- _Dataset excerpts_:
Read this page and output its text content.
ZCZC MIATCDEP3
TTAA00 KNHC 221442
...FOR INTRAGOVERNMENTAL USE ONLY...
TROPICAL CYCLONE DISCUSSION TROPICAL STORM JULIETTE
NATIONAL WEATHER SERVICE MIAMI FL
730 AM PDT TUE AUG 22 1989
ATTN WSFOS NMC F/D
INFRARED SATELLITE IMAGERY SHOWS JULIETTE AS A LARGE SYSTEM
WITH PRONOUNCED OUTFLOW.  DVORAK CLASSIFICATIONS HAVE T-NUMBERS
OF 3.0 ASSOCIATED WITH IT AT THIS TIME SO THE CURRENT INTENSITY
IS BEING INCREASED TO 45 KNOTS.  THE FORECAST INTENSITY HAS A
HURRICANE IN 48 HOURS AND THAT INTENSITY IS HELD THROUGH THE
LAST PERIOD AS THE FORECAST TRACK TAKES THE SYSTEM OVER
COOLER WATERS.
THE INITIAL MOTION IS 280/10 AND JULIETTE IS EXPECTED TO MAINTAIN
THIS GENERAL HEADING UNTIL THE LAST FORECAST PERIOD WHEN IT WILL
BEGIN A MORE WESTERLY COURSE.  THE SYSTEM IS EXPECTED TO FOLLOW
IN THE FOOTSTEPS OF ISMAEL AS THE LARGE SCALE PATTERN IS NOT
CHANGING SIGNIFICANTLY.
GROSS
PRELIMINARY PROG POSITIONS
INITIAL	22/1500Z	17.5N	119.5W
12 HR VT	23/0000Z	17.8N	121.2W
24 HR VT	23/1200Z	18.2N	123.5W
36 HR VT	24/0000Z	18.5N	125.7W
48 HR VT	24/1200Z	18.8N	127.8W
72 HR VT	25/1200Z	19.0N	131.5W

- _Your instructions_: Repeat every entry word for word.

- _The reply_:
Read this page and output its text content.
ZCZC MIATCDEP3
TTAA00 KNHC 221442
...FOR INTRAGOVERNMENTAL USE ONLY...
TROPICAL CYCLONE DISCUSSION TROPICAL STORM JULIETTE
NATIONAL WEATHER SERVICE MIAMI FL
730 AM PDT TUE AUG 22 1989
ATTN WSFOS NMC F/D
INFRARED SATELLITE IMAGERY SHOWS JULIETTE AS A LARGE SYSTEM
WITH PRONOUNCED OUTFLOW.  DVORAK CLASSIFICATIONS HAVE T-NUMBERS
OF 3.0 ASSOCIATED WITH IT AT THIS TIME SO THE CURRENT INTENSITY
IS BEING INCREASED TO 45 KNOTS.  THE FORECAST INTENSITY HAS A
HURRICANE IN 48 HOURS AND THAT INTENSITY IS HELD THROUGH THE
LAST PERIOD AS THE FORECAST TRACK TAKES THE SYSTEM OVER
COOLER WATERS.
THE INITIAL MOTION IS 280/10 AND JULIETTE IS EXPECTED TO MAINTAIN
THIS GENERAL HEADING UNTIL THE LAST FORECAST PERIOD WHEN IT WILL
BEGIN A MORE WESTERLY COURSE.  THE SYSTEM IS EXPECTED TO FOLLOW
IN THE FOOTSTEPS OF ISMAEL AS THE LARGE SCALE PATTERN IS NOT
CHANGING SIGNIFICANTLY.
GROSS
PRELIMINARY PROG POSITIONS
INITIAL	22/1500Z	17.5N	119.5W
12 HR VT	23/0000Z	17.8N	121.2W
24 HR VT	23/1200Z	18.2N	123.5W
36 HR VT	24/0000Z	18.5N	125.7W
48 HR VT	24/1200Z	18.8N	127.8W
72 HR VT	25/1200Z	19.0N	131.5W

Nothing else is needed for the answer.